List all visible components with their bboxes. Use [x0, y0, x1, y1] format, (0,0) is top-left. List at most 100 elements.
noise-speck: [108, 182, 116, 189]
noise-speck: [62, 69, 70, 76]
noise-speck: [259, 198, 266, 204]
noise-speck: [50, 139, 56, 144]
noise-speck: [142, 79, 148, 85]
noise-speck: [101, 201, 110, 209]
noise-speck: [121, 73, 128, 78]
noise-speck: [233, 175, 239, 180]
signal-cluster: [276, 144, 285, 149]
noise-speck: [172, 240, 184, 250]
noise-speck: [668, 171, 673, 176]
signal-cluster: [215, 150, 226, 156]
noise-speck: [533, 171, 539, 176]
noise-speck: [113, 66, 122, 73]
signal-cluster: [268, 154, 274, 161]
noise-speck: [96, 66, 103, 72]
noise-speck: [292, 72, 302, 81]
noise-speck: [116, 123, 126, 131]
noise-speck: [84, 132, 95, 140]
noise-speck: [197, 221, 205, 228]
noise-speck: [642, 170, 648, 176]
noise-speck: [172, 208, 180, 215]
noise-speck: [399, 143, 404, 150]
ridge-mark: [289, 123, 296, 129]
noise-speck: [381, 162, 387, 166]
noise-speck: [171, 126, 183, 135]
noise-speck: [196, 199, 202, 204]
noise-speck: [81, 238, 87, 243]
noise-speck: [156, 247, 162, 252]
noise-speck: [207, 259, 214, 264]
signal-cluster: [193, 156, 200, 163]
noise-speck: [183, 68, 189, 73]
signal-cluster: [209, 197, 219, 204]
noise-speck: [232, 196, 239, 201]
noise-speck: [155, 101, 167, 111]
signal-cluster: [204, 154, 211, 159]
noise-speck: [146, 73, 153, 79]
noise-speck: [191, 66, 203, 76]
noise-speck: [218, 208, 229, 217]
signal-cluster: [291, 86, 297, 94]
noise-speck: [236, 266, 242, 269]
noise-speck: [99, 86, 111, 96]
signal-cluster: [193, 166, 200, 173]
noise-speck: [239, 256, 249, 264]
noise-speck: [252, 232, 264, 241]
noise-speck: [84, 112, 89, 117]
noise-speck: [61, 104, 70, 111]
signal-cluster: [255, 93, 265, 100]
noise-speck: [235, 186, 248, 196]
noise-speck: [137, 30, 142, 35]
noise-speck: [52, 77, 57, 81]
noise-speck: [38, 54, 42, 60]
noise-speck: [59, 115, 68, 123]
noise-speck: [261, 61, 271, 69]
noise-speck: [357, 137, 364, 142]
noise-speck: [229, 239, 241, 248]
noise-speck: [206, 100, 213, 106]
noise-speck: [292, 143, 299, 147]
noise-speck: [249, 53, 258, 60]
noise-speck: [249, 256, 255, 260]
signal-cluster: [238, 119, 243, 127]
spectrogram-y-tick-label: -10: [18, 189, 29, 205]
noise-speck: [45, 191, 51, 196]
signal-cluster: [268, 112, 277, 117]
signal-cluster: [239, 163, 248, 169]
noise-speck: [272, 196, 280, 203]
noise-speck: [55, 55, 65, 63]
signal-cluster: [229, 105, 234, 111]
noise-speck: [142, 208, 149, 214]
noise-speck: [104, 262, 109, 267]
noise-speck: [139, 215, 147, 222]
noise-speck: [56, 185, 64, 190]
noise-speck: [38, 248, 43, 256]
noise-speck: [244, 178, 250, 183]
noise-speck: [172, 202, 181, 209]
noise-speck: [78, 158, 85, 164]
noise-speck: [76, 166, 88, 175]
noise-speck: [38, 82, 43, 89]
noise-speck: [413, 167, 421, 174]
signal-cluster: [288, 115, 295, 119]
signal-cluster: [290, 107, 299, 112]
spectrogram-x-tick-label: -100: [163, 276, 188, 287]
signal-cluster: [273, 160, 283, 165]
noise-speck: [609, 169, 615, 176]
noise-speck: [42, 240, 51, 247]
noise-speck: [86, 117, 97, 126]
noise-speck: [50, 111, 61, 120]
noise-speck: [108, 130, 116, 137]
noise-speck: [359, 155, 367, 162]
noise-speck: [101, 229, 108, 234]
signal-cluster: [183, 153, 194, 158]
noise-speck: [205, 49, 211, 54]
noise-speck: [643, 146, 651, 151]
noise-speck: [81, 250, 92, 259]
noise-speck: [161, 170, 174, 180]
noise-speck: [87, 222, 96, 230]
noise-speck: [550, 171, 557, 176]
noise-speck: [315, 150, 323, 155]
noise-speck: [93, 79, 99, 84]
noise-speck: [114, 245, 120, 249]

+===+

__Instruction__:
Please put the lines above, from the first one through the line containing "noise-speck: [239, 256, 249, 264]", into a Markdown table with the columns "Row" and "Line", leaving out any blank lines.

__Task solution__:
| Row | Line |
|---|---|
| 1 | List all visible components with their bboxes. Use [x0, y0, x1, y1] format, (0,0) is top-left. List at most 100 elements. |
| 2 | noise-speck: [108, 182, 116, 189] |
| 3 | noise-speck: [62, 69, 70, 76] |
| 4 | noise-speck: [259, 198, 266, 204] |
| 5 | noise-speck: [50, 139, 56, 144] |
| 6 | noise-speck: [142, 79, 148, 85] |
| 7 | noise-speck: [101, 201, 110, 209] |
| 8 | noise-speck: [121, 73, 128, 78] |
| 9 | noise-speck: [233, 175, 239, 180] |
| 10 | signal-cluster: [276, 144, 285, 149] |
| 11 | noise-speck: [172, 240, 184, 250] |
| 12 | noise-speck: [668, 171, 673, 176] |
| 13 | signal-cluster: [215, 150, 226, 156] |
| 14 | noise-speck: [533, 171, 539, 176] |
| 15 | noise-speck: [113, 66, 122, 73] |
| 16 | signal-cluster: [268, 154, 274, 161] |
| 17 | noise-speck: [96, 66, 103, 72] |
| 18 | noise-speck: [292, 72, 302, 81] |
| 19 | noise-speck: [116, 123, 126, 131] |
| 20 | noise-speck: [84, 132, 95, 140] |
| 21 | noise-speck: [197, 221, 205, 228] |
| 22 | noise-speck: [642, 170, 648, 176] |
| 23 | noise-speck: [172, 208, 180, 215] |
| 24 | noise-speck: [399, 143, 404, 150] |
| 25 | ridge-mark: [289, 123, 296, 129] |
| 26 | noise-speck: [381, 162, 387, 166] |
| 27 | noise-speck: [171, 126, 183, 135] |
| 28 | noise-speck: [196, 199, 202, 204] |
| 29 | noise-speck: [81, 238, 87, 243] |
| 30 | noise-speck: [156, 247, 162, 252] |
| 31 | noise-speck: [207, 259, 214, 264] |
| 32 | signal-cluster: [193, 156, 200, 163] |
| 33 | noise-speck: [183, 68, 189, 73] |
| 34 | signal-cluster: [209, 197, 219, 204] |
| 35 | noise-speck: [232, 196, 239, 201] |
| 36 | noise-speck: [155, 101, 167, 111] |
| 37 | signal-cluster: [204, 154, 211, 159] |
| 38 | noise-speck: [146, 73, 153, 79] |
| 39 | noise-speck: [191, 66, 203, 76] |
| 40 | noise-speck: [218, 208, 229, 217] |
| 41 | signal-cluster: [291, 86, 297, 94] |
| 42 | noise-speck: [236, 266, 242, 269] |
| 43 | noise-speck: [99, 86, 111, 96] |
| 44 | signal-cluster: [193, 166, 200, 173] |
| 45 | noise-speck: [239, 256, 249, 264] |